* [Exercise objective] Strip the pictures and reproduce the rest of the listing exactly.
## start Records supplied
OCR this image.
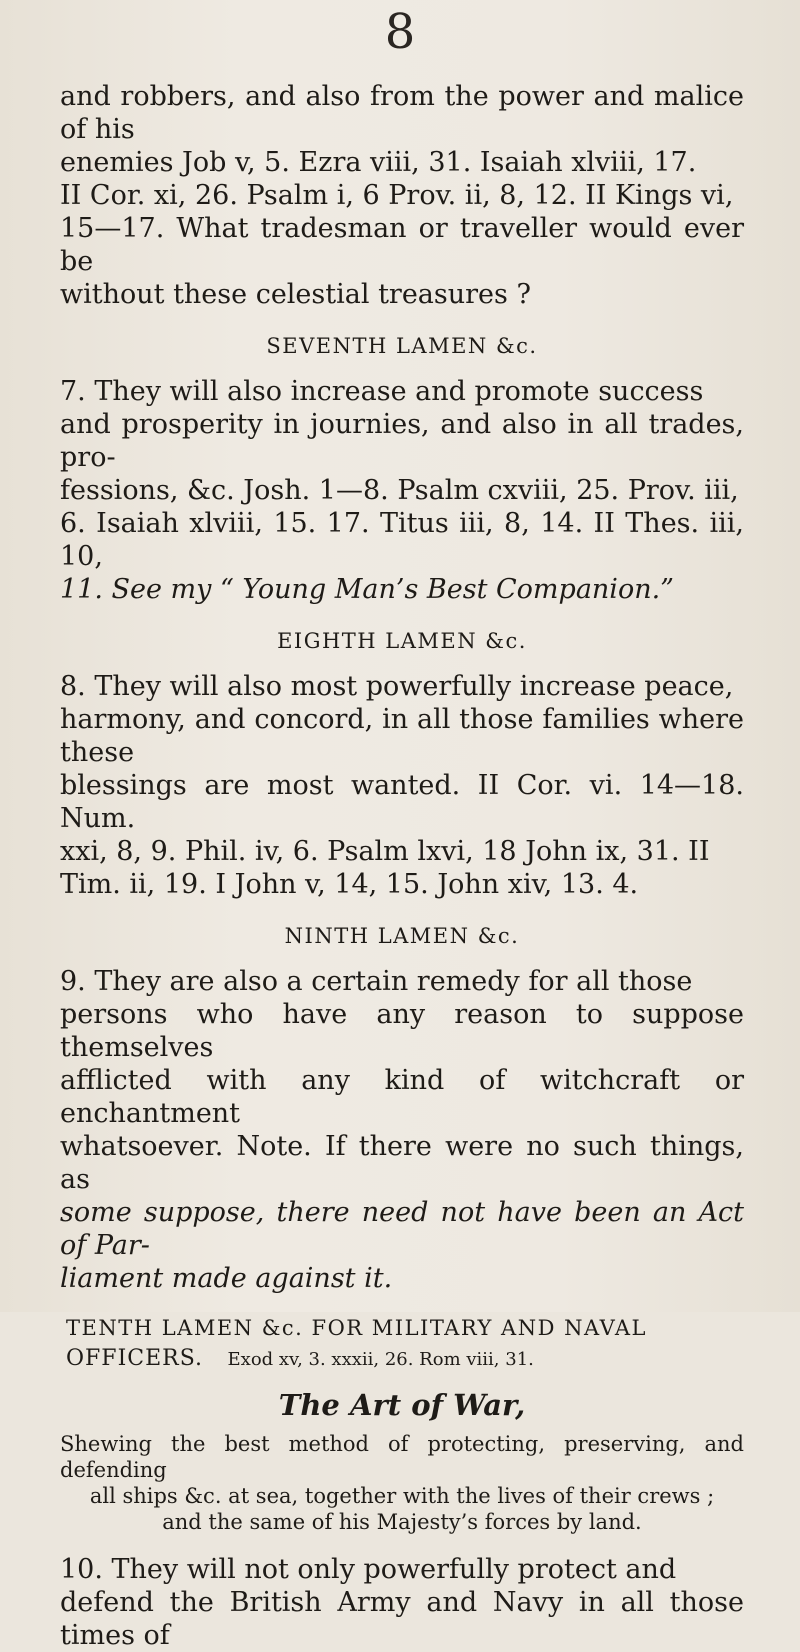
8

and robbers, and also from the power and malice of his

enemies Job v, 5. Ezra viii, 31. Isaiah xlviii, 17.

II Cor. xi, 26. Psalm i, 6 Prov. ii, 8, 12. II Kings vi,

15—17. What tradesman or traveller would ever be

without these celestial treasures ?

SEVENTH LAMEN &c.

7. They will also increase and promote success

and prosperity in journies, and also in all trades, pro-

fessions, &c. Josh. 1—8. Psalm cxviii, 25. Prov. iii,

6. Isaiah xlviii, 15. 17. Titus iii, 8, 14. II Thes. iii, 10,

11. See my “ Young Man’s Best Companion.”

EIGHTH LAMEN &c.

8. They will also most powerfully increase peace,

harmony, and concord, in all those families where these

blessings are most wanted. II Cor. vi. 14—18. Num.

xxi, 8, 9. Phil. iv, 6. Psalm lxvi, 18 John ix, 31. II

Tim. ii, 19. I John v, 14, 15. John xiv, 13. 4.

NINTH LAMEN &c.

9. They are also a certain remedy for all those

persons who have any reason to suppose themselves

afflicted with any kind of witchcraft or enchantment

whatsoever. Note. If there were no such things, as

some suppose, there need not have been an Act of Par-

liament made against it.

TENTH LAMEN &c. FOR MILITARY AND NAVAL

OFFICERS. Exod xv, 3. xxxii, 26. Rom viii, 31.

The Art of War,

Shewing the best method of protecting, preserving, and defending

all ships &c. at sea, together with the lives of their crews ;

and the same of his Majesty’s forces by land.

10. They will not only powerfully protect and

defend the British Army and Navy in all those times of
## end Records supplied
* [Exercise answer]
OCR this image.
8

and robbers, and also from the power and malice of his

enemies Job v, 5. Ezra viii, 31. Isaiah xlviii, 17.

II Cor. xi, 26. Psalm i, 6 Prov. ii, 8, 12. II Kings vi,

15—17. What tradesman or traveller would ever be

without these celestial treasures ?

SEVENTH LAMEN &c.

7. They will also increase and promote success

and prosperity in journies, and also in all trades, pro-

fessions, &c. Josh. 1—8. Psalm cxviii, 25. Prov. iii,

6. Isaiah xlviii, 15. 17. Titus iii, 8, 14. II Thes. iii, 10,

11. See my “ Young Man’s Best Companion.”

EIGHTH LAMEN &c.

8. They will also most powerfully increase peace,

harmony, and concord, in all those families where these

blessings are most wanted. II Cor. vi. 14—18. Num.

xxi, 8, 9. Phil. iv, 6. Psalm lxvi, 18 John ix, 31. II

Tim. ii, 19. I John v, 14, 15. John xiv, 13. 4.

NINTH LAMEN &c.

9. They are also a certain remedy for all those

persons who have any reason to suppose themselves

afflicted with any kind of witchcraft or enchantment

whatsoever. Note. If there were no such things, as

some suppose, there need not have been an Act of Par-

liament made against it.

TENTH LAMEN &c. FOR MILITARY AND NAVAL

OFFICERS. Exod xv, 3. xxxii, 26. Rom viii, 31.

The Art of War,

Shewing the best method of protecting, preserving, and defending

all ships &c. at sea, together with the lives of their crews ;

and the same of his Majesty’s forces by land.

10. They will not only powerfully protect and

defend the British Army and Navy in all those times of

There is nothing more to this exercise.